# Written request
Gather all lines with "plac" from the records.
==== Raw records ====
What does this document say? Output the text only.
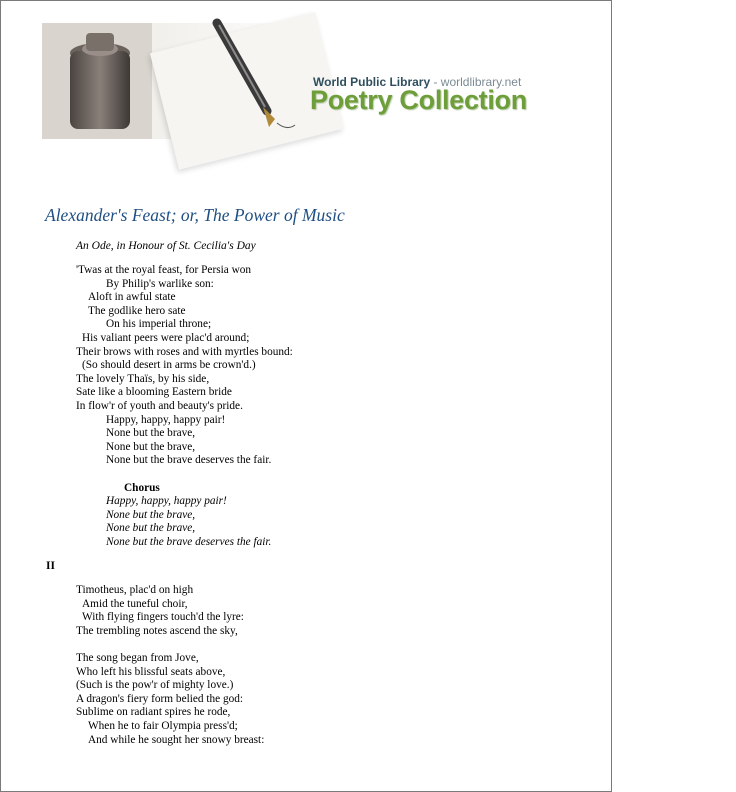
World Public Library - worldlibrary.net
Poetry Collection
Alexander's Feast; or, The Power of Music
An Ode, in Honour of St. Cecilia's Day
'Twas at the royal feast, for Persia won
By Philip's warlike son:
Aloft in awful state
The godlike hero sate
On his imperial throne;
His valiant peers were plac'd around;
Their brows with roses and with myrtles bound:
(So should desert in arms be crown'd.)
The lovely Thaïs, by his side,
Sate like a blooming Eastern bride
In flow'r of youth and beauty's pride.
Happy, happy, happy pair!
None but the brave,
None but the brave,
None but the brave deserves the fair.
Chorus
Happy, happy, happy pair!
None but the brave,
None but the brave,
None but the brave deserves the fair.
II
Timotheus, plac'd on high
Amid the tuneful choir,
With flying fingers touch'd the lyre:
The trembling notes ascend the sky,
The song began from Jove,
Who left his blissful seats above,
(Such is the pow'r of mighty love.)
A dragon's fiery form belied the god:
Sublime on radiant spires he rode,
When he to fair Olympia press'd;
And while he sought her snowy breast:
====
# Final answer
His valiant peers were plac'd around;
Timotheus, plac'd on high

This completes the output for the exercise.